> _Work required_:
What lines of the data include the string "ffffff"? Copy them all.

========

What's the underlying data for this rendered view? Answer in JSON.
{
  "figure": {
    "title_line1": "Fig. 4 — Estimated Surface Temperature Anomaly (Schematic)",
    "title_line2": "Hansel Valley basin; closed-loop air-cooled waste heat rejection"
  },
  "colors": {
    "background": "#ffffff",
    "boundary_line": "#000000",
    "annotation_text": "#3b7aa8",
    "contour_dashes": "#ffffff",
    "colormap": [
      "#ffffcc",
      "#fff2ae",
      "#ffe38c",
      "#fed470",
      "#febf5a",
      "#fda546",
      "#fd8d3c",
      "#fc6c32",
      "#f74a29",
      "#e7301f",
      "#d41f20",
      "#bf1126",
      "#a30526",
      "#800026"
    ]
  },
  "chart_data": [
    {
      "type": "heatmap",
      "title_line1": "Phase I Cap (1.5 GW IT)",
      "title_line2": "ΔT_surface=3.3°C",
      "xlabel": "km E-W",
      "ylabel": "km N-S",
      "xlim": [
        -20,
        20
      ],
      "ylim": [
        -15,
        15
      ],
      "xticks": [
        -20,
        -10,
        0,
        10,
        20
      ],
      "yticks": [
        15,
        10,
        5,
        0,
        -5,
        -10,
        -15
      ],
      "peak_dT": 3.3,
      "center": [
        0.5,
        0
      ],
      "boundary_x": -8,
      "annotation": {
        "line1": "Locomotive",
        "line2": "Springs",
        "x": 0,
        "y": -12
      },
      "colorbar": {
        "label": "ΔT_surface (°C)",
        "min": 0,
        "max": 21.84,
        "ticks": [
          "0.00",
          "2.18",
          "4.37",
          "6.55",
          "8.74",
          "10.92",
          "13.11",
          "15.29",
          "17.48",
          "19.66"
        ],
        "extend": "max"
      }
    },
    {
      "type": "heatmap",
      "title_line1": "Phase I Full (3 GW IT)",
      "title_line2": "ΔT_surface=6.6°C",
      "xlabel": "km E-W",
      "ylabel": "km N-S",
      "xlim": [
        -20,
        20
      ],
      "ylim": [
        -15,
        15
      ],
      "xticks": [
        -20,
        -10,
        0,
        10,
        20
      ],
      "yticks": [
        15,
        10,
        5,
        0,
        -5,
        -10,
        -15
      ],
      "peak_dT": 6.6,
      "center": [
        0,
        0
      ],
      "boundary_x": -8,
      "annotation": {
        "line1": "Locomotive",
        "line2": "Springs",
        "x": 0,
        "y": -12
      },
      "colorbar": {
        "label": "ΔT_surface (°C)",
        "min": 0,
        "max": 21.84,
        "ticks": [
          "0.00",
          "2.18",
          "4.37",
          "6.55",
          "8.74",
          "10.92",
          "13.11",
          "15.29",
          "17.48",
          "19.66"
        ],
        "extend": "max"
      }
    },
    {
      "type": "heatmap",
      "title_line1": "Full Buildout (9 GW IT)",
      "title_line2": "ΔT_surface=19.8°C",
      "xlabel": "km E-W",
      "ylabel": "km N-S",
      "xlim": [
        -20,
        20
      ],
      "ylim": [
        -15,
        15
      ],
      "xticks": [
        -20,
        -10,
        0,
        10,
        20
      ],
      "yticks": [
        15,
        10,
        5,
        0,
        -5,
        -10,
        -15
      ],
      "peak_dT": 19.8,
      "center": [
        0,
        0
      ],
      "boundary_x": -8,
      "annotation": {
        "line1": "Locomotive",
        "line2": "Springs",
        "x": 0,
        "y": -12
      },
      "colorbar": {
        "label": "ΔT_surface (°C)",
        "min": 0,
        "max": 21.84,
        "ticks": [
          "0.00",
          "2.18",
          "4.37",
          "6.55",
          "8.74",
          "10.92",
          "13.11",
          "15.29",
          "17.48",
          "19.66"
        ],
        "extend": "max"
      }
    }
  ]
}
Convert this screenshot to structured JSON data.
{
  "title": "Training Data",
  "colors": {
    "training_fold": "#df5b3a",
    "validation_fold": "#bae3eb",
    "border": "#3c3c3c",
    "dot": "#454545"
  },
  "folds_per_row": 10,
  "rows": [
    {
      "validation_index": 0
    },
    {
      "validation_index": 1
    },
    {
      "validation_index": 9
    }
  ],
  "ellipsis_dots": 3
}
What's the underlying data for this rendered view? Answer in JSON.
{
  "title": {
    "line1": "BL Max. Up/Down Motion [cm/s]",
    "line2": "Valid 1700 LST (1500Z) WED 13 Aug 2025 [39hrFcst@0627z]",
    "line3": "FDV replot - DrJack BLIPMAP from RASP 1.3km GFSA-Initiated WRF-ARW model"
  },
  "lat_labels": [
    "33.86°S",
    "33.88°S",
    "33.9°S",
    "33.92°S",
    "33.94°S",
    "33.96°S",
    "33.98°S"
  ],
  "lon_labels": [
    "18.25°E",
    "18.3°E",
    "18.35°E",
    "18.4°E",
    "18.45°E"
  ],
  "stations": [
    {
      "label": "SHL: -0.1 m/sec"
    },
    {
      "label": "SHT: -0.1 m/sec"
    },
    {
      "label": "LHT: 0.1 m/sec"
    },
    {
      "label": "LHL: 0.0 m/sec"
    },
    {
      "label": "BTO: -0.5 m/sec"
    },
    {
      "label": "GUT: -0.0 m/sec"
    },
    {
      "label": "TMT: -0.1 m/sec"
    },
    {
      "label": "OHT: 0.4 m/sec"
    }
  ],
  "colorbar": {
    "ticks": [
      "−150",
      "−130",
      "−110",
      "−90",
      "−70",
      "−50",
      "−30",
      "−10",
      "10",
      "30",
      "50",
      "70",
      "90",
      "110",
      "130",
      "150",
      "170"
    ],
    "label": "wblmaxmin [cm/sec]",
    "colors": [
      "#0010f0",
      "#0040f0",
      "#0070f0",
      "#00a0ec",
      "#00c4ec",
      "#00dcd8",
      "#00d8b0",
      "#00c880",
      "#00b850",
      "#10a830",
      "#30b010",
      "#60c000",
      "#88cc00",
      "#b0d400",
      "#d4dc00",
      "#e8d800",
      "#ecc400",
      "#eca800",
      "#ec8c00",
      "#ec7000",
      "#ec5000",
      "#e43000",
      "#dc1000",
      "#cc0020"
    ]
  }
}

========

> _Problem solution_:
    "background": "#ffffff",
    "contour_dashes": "#ffffff",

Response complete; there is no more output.